**** RECORDED INFORMATION ****
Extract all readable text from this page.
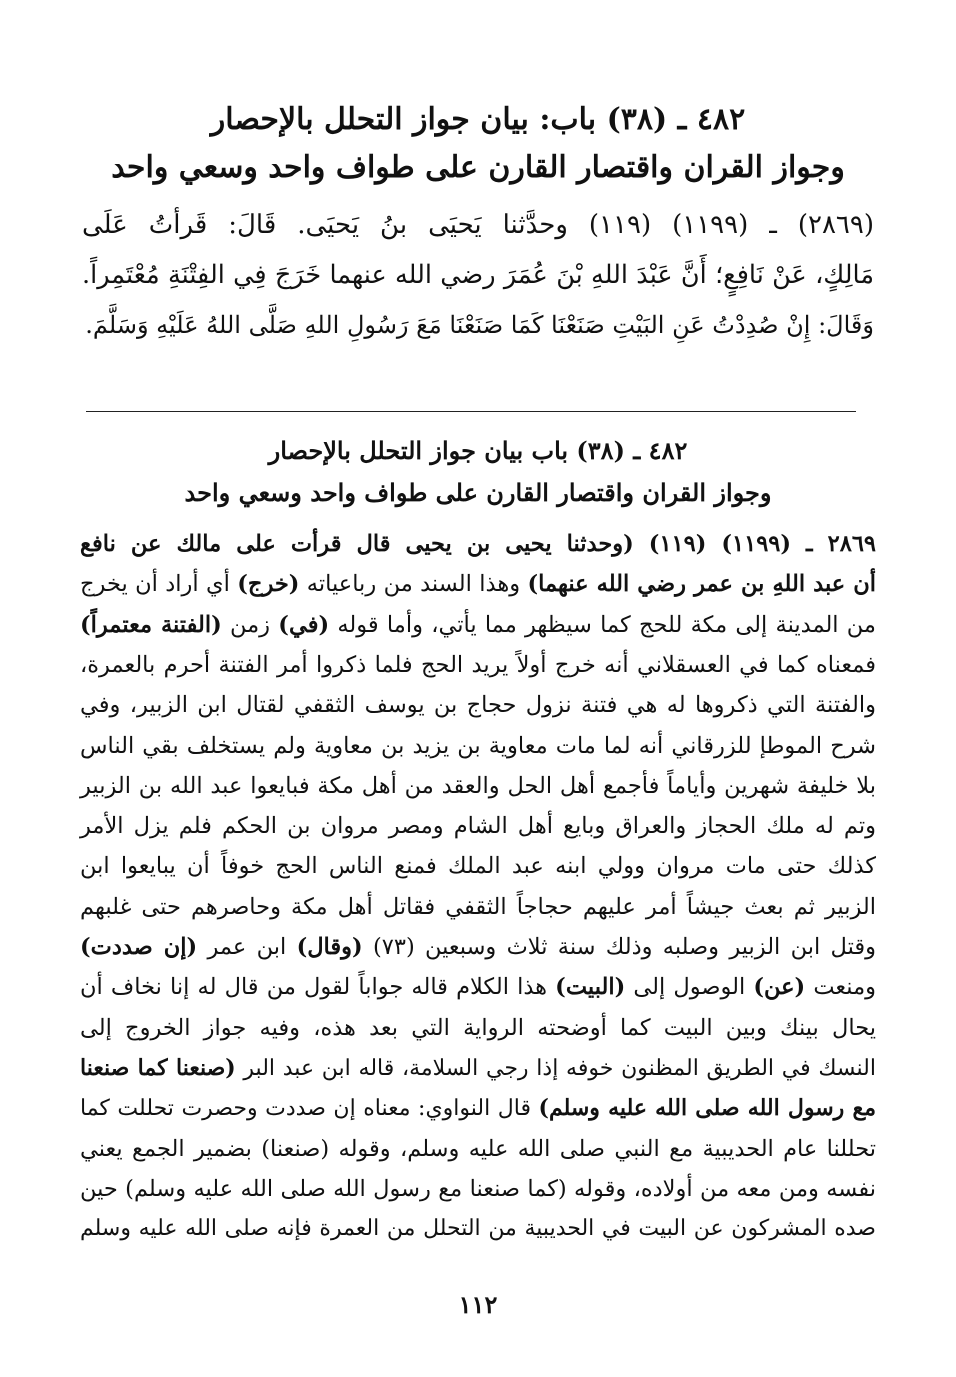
٤٨٢ ـ (٣٨) باب: بيان جواز التحلل بالإحصار
وجواز القران واقتصار القارن على طواف واحد وسعي واحد
(٢٨٦٩) ـ (١١٩٩) (١١٩) وحدَّثنا يَحيَى بنُ يَحيَى. قَالَ: قَرأتُ عَلَى
مَالِكٍ، عَنْ نَافِعٍ؛ أَنَّ عَبْدَ اللهِ بْنَ عُمَرَ رضي الله عنهما خَرَجَ فِي الفِتْنَةِ مُعْتَمِراً.
وَقَالَ: إِنْ صُدِدْتُ عَنِ البَيْتِ صَنَعْنَا كَمَا صَنَعْنَا مَعَ رَسُولِ اللهِ صَلَّى اللهُ عَلَيْهِ وَسَلَّمَ.
٤٨٢ ـ (٣٨) باب بيان جواز التحلل بالإحصار
وجواز القران واقتصار القارن على طواف واحد وسعي واحد
٢٨٦٩ ـ (١١٩٩) (١١٩) (وحدثنا يحيى بن يحيى قال قرأت على مالك عن نافع
أن عبد اللهِ بن عمر رضي الله عنهما) وهذا السند من رباعياته (خرج) أي أراد أن يخرج
من المدينة إلى مكة للحج كما سيظهر مما يأتي، وأما قوله (في) زمن (الفتنة معتمراً)
فمعناه كما في العسقلاني أنه خرج أولاً يريد الحج فلما ذكروا أمر الفتنة أحرم بالعمرة،
والفتنة التي ذكروها له هي فتنة نزول حجاج بن يوسف الثقفي لقتال ابن الزبير، وفي
شرح الموطإ للزرقاني أنه لما مات معاوية بن يزيد بن معاوية ولم يستخلف بقي الناس
بلا خليفة شهرين وأياماً فأجمع أهل الحل والعقد من أهل مكة فبايعوا عبد الله بن الزبير
وتم له ملك الحجاز والعراق وبايع أهل الشام ومصر مروان بن الحكم فلم يزل الأمر
كذلك حتى مات مروان وولي ابنه عبد الملك فمنع الناس الحج خوفاً أن يبايعوا ابن
الزبير ثم بعث جيشاً أمر عليهم حجاجاً الثقفي فقاتل أهل مكة وحاصرهم حتى غلبهم
وقتل ابن الزبير وصلبه وذلك سنة ثلاث وسبعين (٧٣) (وقال) ابن عمر (إن صددت)
ومنعت (عن) الوصول إلى (البيت) هذا الكلام قاله جواباً لقول من قال له إنا نخاف أن
يحال بينك وبين البيت كما أوضحته الرواية التي بعد هذه، وفيه جواز الخروج إلى
النسك في الطريق المظنون خوفه إذا رجي السلامة، قاله ابن عبد البر (صنعنا كما صنعنا
مع رسول الله صلى الله عليه وسلم) قال النواوي: معناه إن صددت وحصرت تحللت كما
تحللنا عام الحديبية مع النبي صلى الله عليه وسلم، وقوله (صنعنا) بضمير الجمع يعني
نفسه ومن معه من أولاده، وقوله (كما صنعنا مع رسول الله صلى الله عليه وسلم) حين
صده المشركون عن البيت في الحديبية من التحلل من العمرة فإنه صلى الله عليه وسلم
١١٢
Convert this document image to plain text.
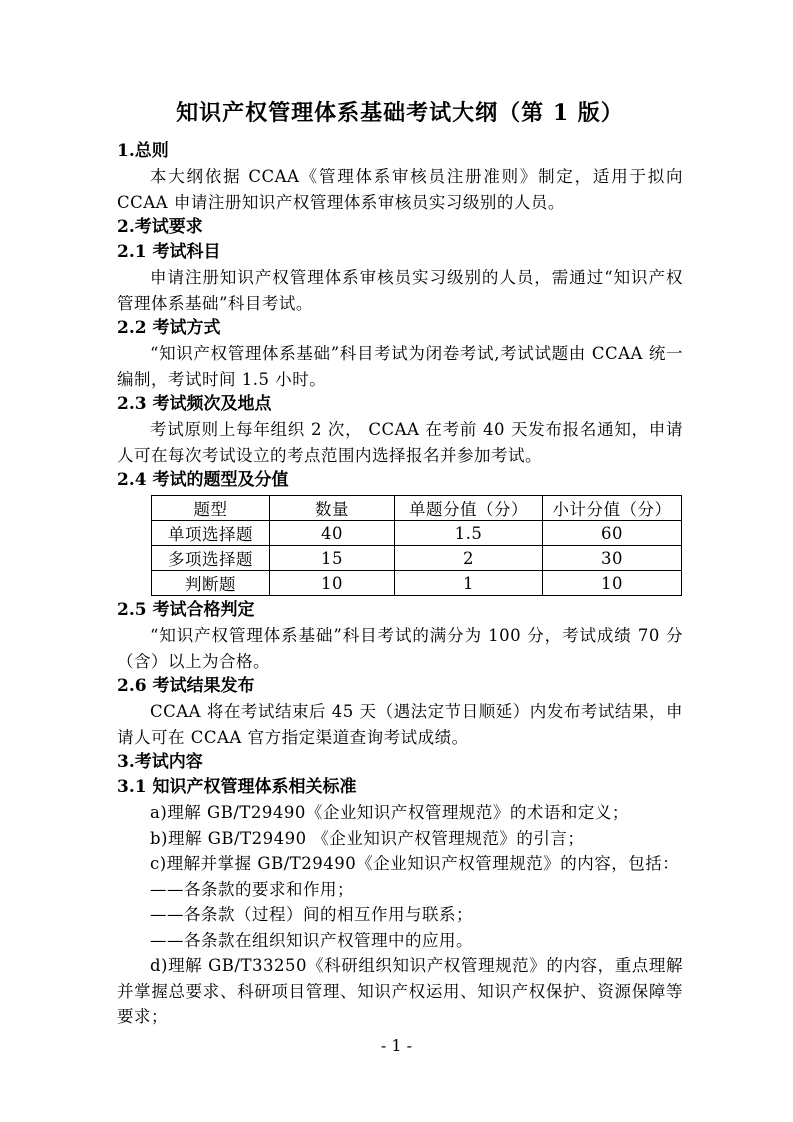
知识产权管理体系基础考试大纲（第 1 版）

1.总则

本大纲依据 CCAA《管理体系审核员注册准则》制定，适用于拟向 CCAA 申请注册知识产权管理体系审核员实习级别的人员。

2.考试要求

2.1 考试科目

申请注册知识产权管理体系审核员实习级别的人员，需通过“知识产权管理体系基础”科目考试。

2.2 考试方式

“知识产权管理体系基础”科目考试为闭卷考试,考试试题由 CCAA 统一编制，考试时间 1.5 小时。

2.3 考试频次及地点

考试原则上每年组织 2 次， CCAA 在考前 40 天发布报名通知，申请人可在每次考试设立的考点范围内选择报名并参加考试。

2.4 考试的题型及分值

题型	数量	单题分值（分）	小计分值（分）
单项选择题	40	1.5	60
多项选择题	15	2	30
判断题	10	1	10

2.5 考试合格判定

“知识产权管理体系基础”科目考试的满分为 100 分，考试成绩 70 分（含）以上为合格。

2.6 考试结果发布

CCAA 将在考试结束后 45 天（遇法定节日顺延）内发布考试结果，申请人可在 CCAA 官方指定渠道查询考试成绩。

3.考试内容

3.1 知识产权管理体系相关标准

a)理解 GB/T29490《企业知识产权管理规范》的术语和定义；

b)理解 GB/T29490 《企业知识产权管理规范》的引言；

c)理解并掌握 GB/T29490《企业知识产权管理规范》的内容，包括：

——各条款的要求和作用；

——各条款（过程）间的相互作用与联系；

——各条款在组织知识产权管理中的应用。

d)理解 GB/T33250《科研组织知识产权管理规范》的内容，重点理解并掌握总要求、科研项目管理、知识产权运用、知识产权保护、资源保障等要求；

- 1 -
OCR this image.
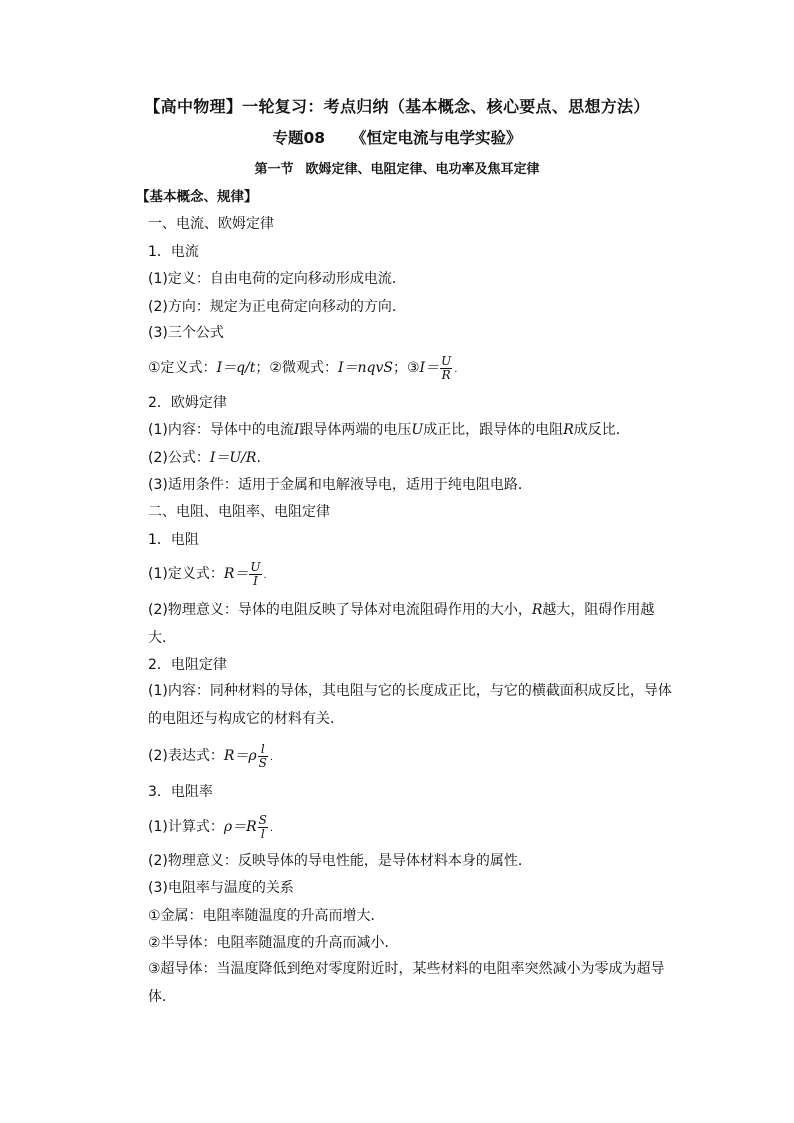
【高中物理】一轮复习：考点归纳（基本概念、核心要点、思想方法）
专题08 《恒定电流与电学实验》
第一节 欧姆定律、电阻定律、电功率及焦耳定律
【基本概念、规律】
一、电流、欧姆定律
1．电流
(1)定义：自由电荷的定向移动形成电流．
(2)方向：规定为正电荷定向移动的方向．
(3)三个公式
①定义式：I＝q/t；②微观式：I＝nqvS；③I＝ $\frac{U}{R}$ .
2．欧姆定律
(1)内容：导体中的电流I跟导体两端的电压U成正比，跟导体的电阻R成反比．
(2)公式：I＝U/R.
(3)适用条件：适用于金属和电解液导电，适用于纯电阻电路．
二、电阻、电阻率、电阻定律
1．电阻
(1)定义式：$R= \frac{U}{I}$ .
(2)物理意义：导体的电阻反映了导体对电流阻碍作用的大小，R越大，阻碍作用越大．
2．电阻定律
(1)内容：同种材料的导体，其电阻与它的长度成正比，与它的横截面积成反比，导体的电阻还与构成它的材料有关．
(2)表达式：$R=\rho \frac{l}{S}$ .
3．电阻率
(1)计算式：$\rho=R \frac{S}{l}$ .
(2)物理意义：反映导体的导电性能，是导体材料本身的属性．
(3)电阻率与温度的关系
①金属：电阻率随温度的升高而增大．
②半导体：电阻率随温度的升高而减小．
③超导体：当温度降低到绝对零度附近时，某些材料的电阻率突然减小为零成为超导体．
****
# [EXERCISE]
Beginning with the line that contains "Convert this document image to plain text." in the data above, please copy each line exactly until the last line, both ends included, skipping any pictures.

# [TASK OUTPUT]
Convert this document image to plain text.
知识产权管理体系基础考试大纲（第 1 版）

1.总则

本大纲依据 CCAA《管理体系审核员注册准则》制定，适用于拟向 CCAA 申请注册知识产权管理体系审核员实习级别的人员。

2.考试要求

2.1 考试科目

申请注册知识产权管理体系审核员实习级别的人员，需通过“知识产权管理体系基础”科目考试。

2.2 考试方式

“知识产权管理体系基础”科目考试为闭卷考试,考试试题由 CCAA 统一编制，考试时间 1.5 小时。

2.3 考试频次及地点

考试原则上每年组织 2 次， CCAA 在考前 40 天发布报名通知，申请人可在每次考试设立的考点范围内选择报名并参加考试。

2.4 考试的题型及分值

题型	数量	单题分值（分）	小计分值（分）
单项选择题	40	1.5	60
多项选择题	15	2	30
判断题	10	1	10

2.5 考试合格判定

“知识产权管理体系基础”科目考试的满分为 100 分，考试成绩 70 分（含）以上为合格。

2.6 考试结果发布

CCAA 将在考试结束后 45 天（遇法定节日顺延）内发布考试结果，申请人可在 CCAA 官方指定渠道查询考试成绩。

3.考试内容

3.1 知识产权管理体系相关标准

a)理解 GB/T29490《企业知识产权管理规范》的术语和定义；

b)理解 GB/T29490 《企业知识产权管理规范》的引言；

c)理解并掌握 GB/T29490《企业知识产权管理规范》的内容，包括：

——各条款的要求和作用；

——各条款（过程）间的相互作用与联系；

——各条款在组织知识产权管理中的应用。

d)理解 GB/T33250《科研组织知识产权管理规范》的内容，重点理解并掌握总要求、科研项目管理、知识产权运用、知识产权保护、资源保障等要求；

- 1 -
OCR this image.
【高中物理】一轮复习：考点归纳（基本概念、核心要点、思想方法）
专题08 《恒定电流与电学实验》
第一节 欧姆定律、电阻定律、电功率及焦耳定律
【基本概念、规律】
一、电流、欧姆定律
1．电流
(1)定义：自由电荷的定向移动形成电流．
(2)方向：规定为正电荷定向移动的方向．
(3)三个公式
①定义式：I＝q/t；②微观式：I＝nqvS；③I＝ $\frac{U}{R}$ .
2．欧姆定律
(1)内容：导体中的电流I跟导体两端的电压U成正比，跟导体的电阻R成反比．
(2)公式：I＝U/R.
(3)适用条件：适用于金属和电解液导电，适用于纯电阻电路．
二、电阻、电阻率、电阻定律
1．电阻
(1)定义式：$R= \frac{U}{I}$ .
(2)物理意义：导体的电阻反映了导体对电流阻碍作用的大小，R越大，阻碍作用越大．
2．电阻定律
(1)内容：同种材料的导体，其电阻与它的长度成正比，与它的横截面积成反比，导体的电阻还与构成它的材料有关．
(2)表达式：$R=\rho \frac{l}{S}$ .
3．电阻率
(1)计算式：$\rho=R \frac{S}{l}$ .
(2)物理意义：反映导体的导电性能，是导体材料本身的属性．
(3)电阻率与温度的关系
①金属：电阻率随温度的升高而增大．
②半导体：电阻率随温度的升高而减小．
③超导体：当温度降低到绝对零度附近时，某些材料的电阻率突然减小为零成为超导体．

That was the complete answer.